Given task - Pull out from the material below all lines with "острове".
******
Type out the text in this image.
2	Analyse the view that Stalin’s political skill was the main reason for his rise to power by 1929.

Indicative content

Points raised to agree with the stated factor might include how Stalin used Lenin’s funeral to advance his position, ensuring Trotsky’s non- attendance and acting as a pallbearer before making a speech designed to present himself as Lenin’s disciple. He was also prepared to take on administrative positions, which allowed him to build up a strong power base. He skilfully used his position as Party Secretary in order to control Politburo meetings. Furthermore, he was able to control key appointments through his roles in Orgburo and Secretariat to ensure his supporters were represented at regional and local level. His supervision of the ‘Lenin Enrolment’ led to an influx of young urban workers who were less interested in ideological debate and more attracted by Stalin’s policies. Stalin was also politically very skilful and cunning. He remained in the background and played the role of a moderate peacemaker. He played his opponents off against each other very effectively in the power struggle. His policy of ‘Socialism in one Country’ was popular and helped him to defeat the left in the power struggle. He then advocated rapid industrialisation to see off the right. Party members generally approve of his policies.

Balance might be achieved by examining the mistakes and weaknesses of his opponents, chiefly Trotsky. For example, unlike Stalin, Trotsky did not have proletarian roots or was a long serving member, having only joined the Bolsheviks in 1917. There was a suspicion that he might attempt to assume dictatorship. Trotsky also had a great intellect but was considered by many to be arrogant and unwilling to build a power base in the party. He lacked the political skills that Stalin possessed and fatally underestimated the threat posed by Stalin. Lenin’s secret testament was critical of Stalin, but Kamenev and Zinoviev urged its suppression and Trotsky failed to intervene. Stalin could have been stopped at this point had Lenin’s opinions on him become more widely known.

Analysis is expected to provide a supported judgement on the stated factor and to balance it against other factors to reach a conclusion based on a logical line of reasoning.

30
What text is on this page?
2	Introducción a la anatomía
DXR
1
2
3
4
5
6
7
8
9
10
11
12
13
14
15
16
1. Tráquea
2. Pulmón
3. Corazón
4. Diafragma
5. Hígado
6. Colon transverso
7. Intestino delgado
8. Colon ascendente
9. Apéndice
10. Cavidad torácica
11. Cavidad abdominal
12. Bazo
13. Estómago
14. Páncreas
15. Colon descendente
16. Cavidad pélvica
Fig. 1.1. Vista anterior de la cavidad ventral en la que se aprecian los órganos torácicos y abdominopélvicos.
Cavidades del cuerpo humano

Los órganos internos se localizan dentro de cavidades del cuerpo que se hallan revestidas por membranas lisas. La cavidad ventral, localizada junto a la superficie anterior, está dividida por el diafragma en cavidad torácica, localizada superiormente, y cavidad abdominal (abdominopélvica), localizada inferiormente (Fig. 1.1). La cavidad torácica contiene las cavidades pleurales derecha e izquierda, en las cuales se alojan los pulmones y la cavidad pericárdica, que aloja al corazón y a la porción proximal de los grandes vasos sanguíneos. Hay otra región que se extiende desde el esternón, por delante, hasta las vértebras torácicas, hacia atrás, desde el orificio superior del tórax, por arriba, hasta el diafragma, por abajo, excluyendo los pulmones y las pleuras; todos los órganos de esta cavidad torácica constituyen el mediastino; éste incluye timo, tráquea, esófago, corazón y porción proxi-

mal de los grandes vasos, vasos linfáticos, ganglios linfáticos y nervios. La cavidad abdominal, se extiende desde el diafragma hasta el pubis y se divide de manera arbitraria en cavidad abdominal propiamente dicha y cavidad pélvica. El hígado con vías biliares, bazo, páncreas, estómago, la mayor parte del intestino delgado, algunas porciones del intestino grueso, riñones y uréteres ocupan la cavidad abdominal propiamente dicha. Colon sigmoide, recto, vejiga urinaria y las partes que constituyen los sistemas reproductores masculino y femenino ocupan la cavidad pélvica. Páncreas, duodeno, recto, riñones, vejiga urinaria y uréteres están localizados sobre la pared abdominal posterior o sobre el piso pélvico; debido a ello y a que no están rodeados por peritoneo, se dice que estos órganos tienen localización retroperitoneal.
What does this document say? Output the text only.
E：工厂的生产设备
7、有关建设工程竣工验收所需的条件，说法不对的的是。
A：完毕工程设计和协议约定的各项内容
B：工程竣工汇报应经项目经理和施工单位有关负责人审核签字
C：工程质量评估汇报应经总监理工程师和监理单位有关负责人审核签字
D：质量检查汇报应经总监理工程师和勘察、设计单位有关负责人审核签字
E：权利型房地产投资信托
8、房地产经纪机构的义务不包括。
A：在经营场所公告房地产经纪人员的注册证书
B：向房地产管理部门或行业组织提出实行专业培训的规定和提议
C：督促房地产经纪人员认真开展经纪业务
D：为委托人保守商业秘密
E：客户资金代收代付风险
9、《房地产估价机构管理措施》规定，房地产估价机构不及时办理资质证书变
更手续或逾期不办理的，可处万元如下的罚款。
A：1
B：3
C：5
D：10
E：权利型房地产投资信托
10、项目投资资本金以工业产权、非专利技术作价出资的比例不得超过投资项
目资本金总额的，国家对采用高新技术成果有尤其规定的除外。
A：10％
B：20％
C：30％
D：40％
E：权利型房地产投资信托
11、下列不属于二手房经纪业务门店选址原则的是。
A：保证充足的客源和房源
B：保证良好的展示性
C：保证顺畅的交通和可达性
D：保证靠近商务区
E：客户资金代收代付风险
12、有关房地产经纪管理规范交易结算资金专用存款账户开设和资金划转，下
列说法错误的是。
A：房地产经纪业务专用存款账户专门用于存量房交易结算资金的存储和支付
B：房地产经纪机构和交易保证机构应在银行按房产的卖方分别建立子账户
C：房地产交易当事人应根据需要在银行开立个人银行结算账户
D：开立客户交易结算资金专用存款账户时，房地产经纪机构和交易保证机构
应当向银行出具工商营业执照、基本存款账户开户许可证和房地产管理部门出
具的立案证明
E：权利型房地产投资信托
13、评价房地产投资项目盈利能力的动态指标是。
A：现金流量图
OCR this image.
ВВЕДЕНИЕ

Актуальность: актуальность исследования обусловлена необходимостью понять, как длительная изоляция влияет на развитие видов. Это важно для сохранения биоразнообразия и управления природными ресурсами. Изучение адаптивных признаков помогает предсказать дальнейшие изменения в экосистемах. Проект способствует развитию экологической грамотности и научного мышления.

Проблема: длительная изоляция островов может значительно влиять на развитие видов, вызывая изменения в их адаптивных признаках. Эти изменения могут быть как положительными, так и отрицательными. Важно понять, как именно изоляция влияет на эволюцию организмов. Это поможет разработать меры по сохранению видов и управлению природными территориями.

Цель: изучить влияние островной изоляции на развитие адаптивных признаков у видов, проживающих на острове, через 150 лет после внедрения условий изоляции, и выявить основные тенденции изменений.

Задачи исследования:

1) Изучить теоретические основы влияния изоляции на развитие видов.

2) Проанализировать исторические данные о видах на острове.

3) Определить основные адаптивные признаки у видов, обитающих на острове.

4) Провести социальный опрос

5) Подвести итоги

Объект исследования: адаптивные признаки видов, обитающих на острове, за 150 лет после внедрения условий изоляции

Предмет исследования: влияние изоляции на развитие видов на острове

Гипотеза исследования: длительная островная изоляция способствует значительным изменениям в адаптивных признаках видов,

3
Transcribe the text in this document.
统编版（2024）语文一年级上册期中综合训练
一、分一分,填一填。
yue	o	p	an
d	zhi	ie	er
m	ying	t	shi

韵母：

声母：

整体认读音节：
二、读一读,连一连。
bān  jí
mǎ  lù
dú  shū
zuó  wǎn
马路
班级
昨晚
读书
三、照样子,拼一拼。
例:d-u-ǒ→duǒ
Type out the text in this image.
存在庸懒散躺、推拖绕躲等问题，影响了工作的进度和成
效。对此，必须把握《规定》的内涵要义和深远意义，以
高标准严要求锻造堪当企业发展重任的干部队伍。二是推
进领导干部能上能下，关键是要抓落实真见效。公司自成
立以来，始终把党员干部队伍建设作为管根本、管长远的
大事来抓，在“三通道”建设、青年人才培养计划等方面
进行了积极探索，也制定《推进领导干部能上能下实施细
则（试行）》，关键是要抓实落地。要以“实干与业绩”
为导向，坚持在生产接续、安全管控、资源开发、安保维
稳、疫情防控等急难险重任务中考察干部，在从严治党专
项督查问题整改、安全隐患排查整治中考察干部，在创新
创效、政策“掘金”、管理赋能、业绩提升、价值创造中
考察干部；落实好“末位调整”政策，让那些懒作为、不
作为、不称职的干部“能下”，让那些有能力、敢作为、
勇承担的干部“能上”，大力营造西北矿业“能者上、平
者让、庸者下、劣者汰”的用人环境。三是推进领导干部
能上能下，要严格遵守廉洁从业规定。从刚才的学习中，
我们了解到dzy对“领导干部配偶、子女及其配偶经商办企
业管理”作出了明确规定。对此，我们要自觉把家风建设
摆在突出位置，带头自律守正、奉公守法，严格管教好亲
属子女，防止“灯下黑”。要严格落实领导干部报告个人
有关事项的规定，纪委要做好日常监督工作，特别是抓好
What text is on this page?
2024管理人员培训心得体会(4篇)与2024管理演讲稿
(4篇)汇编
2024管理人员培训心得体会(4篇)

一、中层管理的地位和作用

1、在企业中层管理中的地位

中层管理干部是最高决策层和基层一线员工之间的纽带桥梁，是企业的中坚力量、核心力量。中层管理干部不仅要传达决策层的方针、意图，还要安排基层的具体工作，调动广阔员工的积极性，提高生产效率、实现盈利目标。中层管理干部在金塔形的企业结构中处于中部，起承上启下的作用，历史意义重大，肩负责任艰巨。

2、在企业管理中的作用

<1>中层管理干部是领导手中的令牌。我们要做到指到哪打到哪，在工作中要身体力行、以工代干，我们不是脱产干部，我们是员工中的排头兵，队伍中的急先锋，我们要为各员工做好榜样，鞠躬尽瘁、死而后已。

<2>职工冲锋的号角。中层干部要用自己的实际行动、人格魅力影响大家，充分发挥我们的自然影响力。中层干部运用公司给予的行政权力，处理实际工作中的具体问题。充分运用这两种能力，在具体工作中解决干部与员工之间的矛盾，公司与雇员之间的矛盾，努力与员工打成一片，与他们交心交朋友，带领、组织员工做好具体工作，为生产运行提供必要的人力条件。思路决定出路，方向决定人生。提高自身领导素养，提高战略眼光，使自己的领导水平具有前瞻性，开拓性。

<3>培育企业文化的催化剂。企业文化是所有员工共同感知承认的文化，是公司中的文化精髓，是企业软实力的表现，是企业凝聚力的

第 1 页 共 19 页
******
Task answer -
Цель: изучить влияние островной изоляции на развитие адаптивных признаков у видов, проживающих на острове, через 150 лет после внедрения условий изоляции, и выявить основные тенденции изменений.
2) Проанализировать исторические данные о видах на острове.
3) Определить основные адаптивные признаки у видов, обитающих на острове.
Объект исследования: адаптивные признаки видов, обитающих на острове, за 150 лет после внедрения условий изоляции
Предмет исследования: влияние изоляции на развитие видов на острове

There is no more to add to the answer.